_PROBLEM DETAILS_
The records below need retyping in full; give them again exactly.

(Saved entries)
--- begin ---
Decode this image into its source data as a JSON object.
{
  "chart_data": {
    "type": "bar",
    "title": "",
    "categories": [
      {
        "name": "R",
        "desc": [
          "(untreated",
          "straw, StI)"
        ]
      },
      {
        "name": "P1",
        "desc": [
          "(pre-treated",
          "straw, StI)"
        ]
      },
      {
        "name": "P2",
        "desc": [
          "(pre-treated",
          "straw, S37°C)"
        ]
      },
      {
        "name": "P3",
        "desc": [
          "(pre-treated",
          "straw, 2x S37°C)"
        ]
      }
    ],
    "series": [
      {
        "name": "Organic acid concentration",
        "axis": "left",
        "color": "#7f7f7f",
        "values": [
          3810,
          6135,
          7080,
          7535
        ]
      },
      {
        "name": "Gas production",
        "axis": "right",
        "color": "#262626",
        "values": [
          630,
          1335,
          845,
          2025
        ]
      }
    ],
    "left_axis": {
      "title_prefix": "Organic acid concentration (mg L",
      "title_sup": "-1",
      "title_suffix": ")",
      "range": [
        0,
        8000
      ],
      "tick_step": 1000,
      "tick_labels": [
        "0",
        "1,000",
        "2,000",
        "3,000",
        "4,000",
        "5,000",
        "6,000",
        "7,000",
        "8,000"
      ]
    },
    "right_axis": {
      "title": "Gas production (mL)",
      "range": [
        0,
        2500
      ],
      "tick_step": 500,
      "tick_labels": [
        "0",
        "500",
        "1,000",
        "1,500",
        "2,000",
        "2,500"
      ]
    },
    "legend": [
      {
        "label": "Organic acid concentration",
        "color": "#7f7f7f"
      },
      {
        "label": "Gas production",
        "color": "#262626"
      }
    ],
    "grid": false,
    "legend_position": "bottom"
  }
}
--- end ---
_TASK RESULT_
Decode this image into its source data as a JSON object.
{
  "chart_data": {
    "type": "bar",
    "title": "",
    "categories": [
      {
        "name": "R",
        "desc": [
          "(untreated",
          "straw, StI)"
        ]
      },
      {
        "name": "P1",
        "desc": [
          "(pre-treated",
          "straw, StI)"
        ]
      },
      {
        "name": "P2",
        "desc": [
          "(pre-treated",
          "straw, S37°C)"
        ]
      },
      {
        "name": "P3",
        "desc": [
          "(pre-treated",
          "straw, 2x S37°C)"
        ]
      }
    ],
    "series": [
      {
        "name": "Organic acid concentration",
        "axis": "left",
        "color": "#7f7f7f",
        "values": [
          3810,
          6135,
          7080,
          7535
        ]
      },
      {
        "name": "Gas production",
        "axis": "right",
        "color": "#262626",
        "values": [
          630,
          1335,
          845,
          2025
        ]
      }
    ],
    "left_axis": {
      "title_prefix": "Organic acid concentration (mg L",
      "title_sup": "-1",
      "title_suffix": ")",
      "range": [
        0,
        8000
      ],
      "tick_step": 1000,
      "tick_labels": [
        "0",
        "1,000",
        "2,000",
        "3,000",
        "4,000",
        "5,000",
        "6,000",
        "7,000",
        "8,000"
      ]
    },
    "right_axis": {
      "title": "Gas production (mL)",
      "range": [
        0,
        2500
      ],
      "tick_step": 500,
      "tick_labels": [
        "0",
        "500",
        "1,000",
        "1,500",
        "2,000",
        "2,500"
      ]
    },
    "legend": [
      {
        "label": "Organic acid concentration",
        "color": "#7f7f7f"
      },
      {
        "label": "Gas production",
        "color": "#262626"
      }
    ],
    "grid": false,
    "legend_position": "bottom"
  }
}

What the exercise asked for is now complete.